Return only the number of lines that hold "route".

::: Extracted records

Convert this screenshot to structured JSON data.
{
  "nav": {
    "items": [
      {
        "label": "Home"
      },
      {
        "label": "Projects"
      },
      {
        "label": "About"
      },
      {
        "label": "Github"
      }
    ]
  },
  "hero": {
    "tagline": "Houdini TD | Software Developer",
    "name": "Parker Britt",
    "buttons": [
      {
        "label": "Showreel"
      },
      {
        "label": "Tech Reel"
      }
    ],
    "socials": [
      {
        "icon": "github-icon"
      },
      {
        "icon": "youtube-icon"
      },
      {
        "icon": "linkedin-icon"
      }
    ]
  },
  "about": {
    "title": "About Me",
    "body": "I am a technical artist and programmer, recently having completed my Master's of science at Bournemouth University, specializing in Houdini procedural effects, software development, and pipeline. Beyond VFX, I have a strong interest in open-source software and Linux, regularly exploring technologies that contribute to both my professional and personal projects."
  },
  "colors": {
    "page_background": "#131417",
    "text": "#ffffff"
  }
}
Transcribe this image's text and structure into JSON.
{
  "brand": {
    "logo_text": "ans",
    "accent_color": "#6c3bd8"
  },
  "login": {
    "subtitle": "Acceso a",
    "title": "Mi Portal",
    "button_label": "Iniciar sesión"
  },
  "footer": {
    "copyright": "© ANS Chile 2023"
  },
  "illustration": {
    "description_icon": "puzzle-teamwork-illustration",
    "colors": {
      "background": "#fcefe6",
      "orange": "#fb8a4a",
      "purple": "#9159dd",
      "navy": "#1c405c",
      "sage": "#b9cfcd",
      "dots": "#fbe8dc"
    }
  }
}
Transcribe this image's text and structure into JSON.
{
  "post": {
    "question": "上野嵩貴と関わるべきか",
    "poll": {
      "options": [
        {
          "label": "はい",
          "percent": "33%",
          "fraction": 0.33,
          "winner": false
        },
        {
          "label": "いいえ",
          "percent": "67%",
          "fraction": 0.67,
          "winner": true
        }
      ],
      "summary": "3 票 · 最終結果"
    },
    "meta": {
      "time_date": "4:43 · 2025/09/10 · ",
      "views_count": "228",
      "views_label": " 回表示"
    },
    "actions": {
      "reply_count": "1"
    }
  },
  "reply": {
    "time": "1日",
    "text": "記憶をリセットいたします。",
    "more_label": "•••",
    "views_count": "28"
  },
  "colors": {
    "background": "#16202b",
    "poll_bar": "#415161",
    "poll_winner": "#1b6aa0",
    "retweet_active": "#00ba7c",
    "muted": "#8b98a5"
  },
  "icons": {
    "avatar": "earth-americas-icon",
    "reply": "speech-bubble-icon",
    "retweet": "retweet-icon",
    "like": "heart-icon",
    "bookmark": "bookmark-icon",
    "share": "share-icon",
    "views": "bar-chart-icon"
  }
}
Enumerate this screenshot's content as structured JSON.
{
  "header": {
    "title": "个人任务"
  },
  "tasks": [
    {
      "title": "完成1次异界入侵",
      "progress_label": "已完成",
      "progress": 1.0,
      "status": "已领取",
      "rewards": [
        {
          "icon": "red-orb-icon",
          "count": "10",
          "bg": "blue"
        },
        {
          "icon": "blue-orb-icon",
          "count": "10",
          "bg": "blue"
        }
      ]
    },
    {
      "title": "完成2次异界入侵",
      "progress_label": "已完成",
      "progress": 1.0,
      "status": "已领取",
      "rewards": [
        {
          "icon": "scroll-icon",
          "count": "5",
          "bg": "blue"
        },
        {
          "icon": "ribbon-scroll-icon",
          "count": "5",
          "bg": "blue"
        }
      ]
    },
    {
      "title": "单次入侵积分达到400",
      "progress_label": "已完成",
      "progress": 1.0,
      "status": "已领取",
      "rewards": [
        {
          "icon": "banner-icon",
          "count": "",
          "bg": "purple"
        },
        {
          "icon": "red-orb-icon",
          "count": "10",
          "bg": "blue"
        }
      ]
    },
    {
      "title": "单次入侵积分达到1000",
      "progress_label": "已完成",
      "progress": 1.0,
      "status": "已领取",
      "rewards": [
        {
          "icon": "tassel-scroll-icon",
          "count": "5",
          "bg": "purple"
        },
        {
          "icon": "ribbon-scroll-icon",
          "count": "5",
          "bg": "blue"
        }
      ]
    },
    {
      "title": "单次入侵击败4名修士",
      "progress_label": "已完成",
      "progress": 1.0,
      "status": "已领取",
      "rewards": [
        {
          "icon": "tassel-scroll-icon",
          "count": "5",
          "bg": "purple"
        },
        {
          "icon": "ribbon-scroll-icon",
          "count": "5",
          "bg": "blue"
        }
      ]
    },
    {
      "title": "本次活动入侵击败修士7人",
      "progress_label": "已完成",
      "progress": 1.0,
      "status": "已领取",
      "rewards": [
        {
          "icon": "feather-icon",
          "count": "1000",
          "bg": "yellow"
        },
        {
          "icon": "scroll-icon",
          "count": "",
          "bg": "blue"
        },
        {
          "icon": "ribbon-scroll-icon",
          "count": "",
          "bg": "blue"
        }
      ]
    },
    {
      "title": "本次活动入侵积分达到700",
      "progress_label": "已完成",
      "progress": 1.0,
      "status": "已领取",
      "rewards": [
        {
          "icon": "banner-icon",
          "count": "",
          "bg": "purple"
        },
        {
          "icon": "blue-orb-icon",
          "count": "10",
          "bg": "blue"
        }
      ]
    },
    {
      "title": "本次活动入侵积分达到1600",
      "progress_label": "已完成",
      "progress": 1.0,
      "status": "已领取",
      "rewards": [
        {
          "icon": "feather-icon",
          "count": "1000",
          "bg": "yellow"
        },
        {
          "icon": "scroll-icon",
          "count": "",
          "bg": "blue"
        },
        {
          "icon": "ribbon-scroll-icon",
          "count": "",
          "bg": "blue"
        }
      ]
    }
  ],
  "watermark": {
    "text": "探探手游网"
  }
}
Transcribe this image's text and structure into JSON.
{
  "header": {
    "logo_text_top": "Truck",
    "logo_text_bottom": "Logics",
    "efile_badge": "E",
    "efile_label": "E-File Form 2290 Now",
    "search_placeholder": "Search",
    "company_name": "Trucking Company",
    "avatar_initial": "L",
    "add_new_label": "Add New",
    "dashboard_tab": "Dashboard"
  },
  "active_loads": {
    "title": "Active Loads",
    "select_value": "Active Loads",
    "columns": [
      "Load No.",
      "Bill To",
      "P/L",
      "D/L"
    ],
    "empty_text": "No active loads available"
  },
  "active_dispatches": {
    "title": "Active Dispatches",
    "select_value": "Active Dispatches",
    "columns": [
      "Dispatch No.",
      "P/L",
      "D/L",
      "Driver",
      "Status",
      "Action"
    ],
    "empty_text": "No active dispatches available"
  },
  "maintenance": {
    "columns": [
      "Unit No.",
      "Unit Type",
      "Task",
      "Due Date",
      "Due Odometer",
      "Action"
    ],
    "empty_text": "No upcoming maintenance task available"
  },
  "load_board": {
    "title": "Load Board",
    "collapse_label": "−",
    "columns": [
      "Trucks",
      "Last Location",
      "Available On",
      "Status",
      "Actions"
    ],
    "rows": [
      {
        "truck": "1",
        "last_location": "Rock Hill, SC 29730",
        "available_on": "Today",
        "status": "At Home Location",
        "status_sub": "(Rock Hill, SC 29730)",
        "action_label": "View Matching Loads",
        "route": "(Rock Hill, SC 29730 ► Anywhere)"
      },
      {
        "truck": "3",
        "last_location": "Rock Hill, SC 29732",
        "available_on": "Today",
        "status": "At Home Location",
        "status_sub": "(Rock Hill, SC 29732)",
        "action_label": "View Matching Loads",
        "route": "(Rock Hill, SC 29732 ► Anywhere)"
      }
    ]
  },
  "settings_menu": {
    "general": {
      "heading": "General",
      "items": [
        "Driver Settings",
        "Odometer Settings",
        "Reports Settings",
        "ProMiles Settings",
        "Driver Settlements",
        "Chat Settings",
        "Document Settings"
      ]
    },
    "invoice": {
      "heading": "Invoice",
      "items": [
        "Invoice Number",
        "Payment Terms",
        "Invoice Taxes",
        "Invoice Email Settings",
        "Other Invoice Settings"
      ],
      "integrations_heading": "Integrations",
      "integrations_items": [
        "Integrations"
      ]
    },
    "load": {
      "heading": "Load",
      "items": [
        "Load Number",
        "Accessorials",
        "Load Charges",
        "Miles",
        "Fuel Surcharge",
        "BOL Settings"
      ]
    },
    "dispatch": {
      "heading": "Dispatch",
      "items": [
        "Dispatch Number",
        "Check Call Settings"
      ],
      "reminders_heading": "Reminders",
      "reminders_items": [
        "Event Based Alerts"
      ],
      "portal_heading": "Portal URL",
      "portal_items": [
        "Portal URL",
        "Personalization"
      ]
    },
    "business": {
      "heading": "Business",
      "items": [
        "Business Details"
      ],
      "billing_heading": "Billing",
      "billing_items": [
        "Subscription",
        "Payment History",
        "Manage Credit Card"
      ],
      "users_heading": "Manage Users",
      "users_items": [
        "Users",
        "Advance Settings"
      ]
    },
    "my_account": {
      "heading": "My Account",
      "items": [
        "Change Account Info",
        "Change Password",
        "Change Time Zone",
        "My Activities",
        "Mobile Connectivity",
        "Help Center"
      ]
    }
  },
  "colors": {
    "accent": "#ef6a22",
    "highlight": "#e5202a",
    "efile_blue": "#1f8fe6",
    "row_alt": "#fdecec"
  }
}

::::::

Answer for this exercise:
2